TASK DIRECTIONS> Write out the part of the GRACE text starting with "Fig. 1 Top Panels: Spatial" and going on through "270 , 2003.".

PASSAGE PROVIDED>
========================
Massentransporte und Massenverteilungen im System Erde  
    Empirical Orthogonal Functions can decompose the integral GRACE gravity signalEmpirical Orthogonal Functions can decompose the integral GRACE gravity signal  
 

 

Empirical Orthogonal Functions can decompose the integral GRACE gravity signal

The twin GRACE satellites observe the time varying gravity field caused by the sum of all mass variations within the Earth system. It has now been proven that the integral GRACE observations can be separated by means of empirical orthogonal functions derived from geophysical models and that mass variations within the individual subsystems ocean, atmosphere and continental hydrosphere can be distinguished and quantified.

Since March 2002 the two GRACE satellites observe with unprecedented high precision the time varying gravity signal caused by the sum of all mass variations within the Earth system. Since the water mass variation of the continental hydrosphere is the most uncertain component of the global water cycle (see e.g. the 4th assessment report of IPCC, 2007) it is one of the most challenging problems to separate, to identify, and quantify the mass variations of the individual subsystems ocean, atmosphere, and continental hydrosphere.

 

Using empirical orthogonal functions (EOF) derived from geophysical models it has now been proven that the decomposition is possible. The result is by no way obvious, because atmospheric mass variations overlay the two other subsystems, ocean and continental hydrosphere, and these two disjoint subsystems cause a leakage into each other. The ability to separate the individual mass variations was first proven by a closed loop simulation (Schmeer et al., 2008a). Starting with geophysical models, GRACE observations were synthesized, and the separation of these integral observations led to estimated time coefficients (so called Principal components, PC) coinciding with those of the predefined models. The coincidence remains excellent if other geophysical models are used.

 

In a second step the separation was performed with real, unfiltered GRACE data (Schmeer et al., 2008b). EOFs were derived from monthly time series of (i) the ECMWF surface pressure data, (ii) the Ocean Model for Circulation and Tides (OMCT, Thomas, 2002), and (iii) the WaterGAP Hydrology Model (WGHM, Döll et al. 2003). A time series of 67 monthly GRACE gravity field models with atmospheric and oceanic background models reconstructed were taken as input (Flechtner, 2005). For hydrology and atmosphere the reconstruction shows a good agreement with high correlations (88.3 and 95%) between original and the reconstructed PCs (see Figure 1). For hydrology there is a clear phase shift for the annual signal with GRACE observing the extrema about 1 month later than predicted by WGHM. It is also to be investigated why the correlation for the subsystem ocean (not shown) is worse and remains below 50%.

 

Fig. 1 Top Panels: Spatial pattern for the first most dominant modes of the WGHM hydrology (left) and the ECMWF atmosphere (right) .The bottom panels show the time coefficients (principal components) a) derived from the WGHM hydrology (green) and b) estimated with GRACE data (red).
  • Döll, P., F. Kaspar and B. Lehner, A global hydrological model for deriving water availability indicators: model tuning and validation, J. Hydrol. 270 , 2003.
  • Flechtner, F.: AOD1B Product Description Document, GRACE Proj. Doc. JPL 327-750, rev. 2.1, Jet Propul. Lab., Pasadena, Calif., 2005.
  • Schmeer, M., W. Bosch, and M. Schmidt (2008a): Separation of oceanic and hydrological mass variations by simulated gravity observations
  • Schmeer, M., H. Drewes, W. Bosch, and M. Schmidt (2008b) Separation of Mass Signals by Common Inversion of Gravimetric and Geometric Observations (MaSiS), Poster presented at the 2nd SPP1257 Kolloquium, 2008-10-06/08, LVG Munich
  • Thomas, M.: Ozeanisch induzierte Erdrotationsschwankungen - Ergebnisse eines Simultanmodells für Zirkulation und Gezeiten im Weltozean. PhD thesis, University Hamburg, 2001.
========================
LISTED ENTRIES>
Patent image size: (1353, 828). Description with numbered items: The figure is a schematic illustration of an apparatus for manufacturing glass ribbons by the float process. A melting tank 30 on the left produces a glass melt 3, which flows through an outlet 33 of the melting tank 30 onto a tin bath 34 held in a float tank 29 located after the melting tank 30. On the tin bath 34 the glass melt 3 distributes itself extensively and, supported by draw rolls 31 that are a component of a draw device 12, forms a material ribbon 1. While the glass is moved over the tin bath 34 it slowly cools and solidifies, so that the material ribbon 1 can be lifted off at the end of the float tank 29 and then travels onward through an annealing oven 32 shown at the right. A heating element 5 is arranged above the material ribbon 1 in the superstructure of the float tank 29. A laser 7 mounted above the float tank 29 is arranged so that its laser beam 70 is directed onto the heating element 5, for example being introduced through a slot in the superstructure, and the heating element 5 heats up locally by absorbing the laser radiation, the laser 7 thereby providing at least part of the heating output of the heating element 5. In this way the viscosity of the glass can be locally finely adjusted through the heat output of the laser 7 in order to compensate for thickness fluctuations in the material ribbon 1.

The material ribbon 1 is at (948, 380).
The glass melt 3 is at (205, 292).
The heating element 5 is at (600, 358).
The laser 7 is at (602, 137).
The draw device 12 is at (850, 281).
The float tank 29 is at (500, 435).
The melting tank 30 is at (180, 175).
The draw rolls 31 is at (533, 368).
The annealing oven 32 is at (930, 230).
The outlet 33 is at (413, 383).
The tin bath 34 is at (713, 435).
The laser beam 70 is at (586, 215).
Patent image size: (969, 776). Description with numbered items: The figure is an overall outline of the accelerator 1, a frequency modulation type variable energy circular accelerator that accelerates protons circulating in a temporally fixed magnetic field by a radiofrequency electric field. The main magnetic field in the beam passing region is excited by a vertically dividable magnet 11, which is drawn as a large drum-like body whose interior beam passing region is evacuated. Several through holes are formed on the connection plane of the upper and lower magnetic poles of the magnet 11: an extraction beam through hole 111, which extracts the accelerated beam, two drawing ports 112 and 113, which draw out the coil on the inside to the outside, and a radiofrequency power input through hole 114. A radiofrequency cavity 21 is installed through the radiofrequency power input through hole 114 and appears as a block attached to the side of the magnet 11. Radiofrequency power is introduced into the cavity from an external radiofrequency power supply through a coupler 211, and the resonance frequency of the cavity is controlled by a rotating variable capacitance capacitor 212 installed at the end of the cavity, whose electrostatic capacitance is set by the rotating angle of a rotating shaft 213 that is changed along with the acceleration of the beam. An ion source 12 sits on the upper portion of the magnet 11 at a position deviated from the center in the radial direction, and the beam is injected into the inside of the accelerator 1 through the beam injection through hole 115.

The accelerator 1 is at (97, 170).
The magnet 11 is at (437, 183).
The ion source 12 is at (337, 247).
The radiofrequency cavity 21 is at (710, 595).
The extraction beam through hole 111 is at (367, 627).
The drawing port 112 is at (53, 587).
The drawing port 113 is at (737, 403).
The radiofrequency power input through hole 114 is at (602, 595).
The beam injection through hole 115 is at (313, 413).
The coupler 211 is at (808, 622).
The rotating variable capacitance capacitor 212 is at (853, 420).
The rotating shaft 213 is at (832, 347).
========================
ANSWER SPACE>
Fig. 1 Top Panels: Spatial pattern for the first most dominant modes of the WGHM hydrology (left) and the ECMWF atmosphere (right) .The bottom panels show the time coefficients (principal components) a) derived from the WGHM hydrology (green) and b) estimated with GRACE data (red).
  • Döll, P., F. Kaspar and B. Lehner, A global hydrological model for deriving water availability indicators: model tuning and validation, J. Hydrol. 270 , 2003.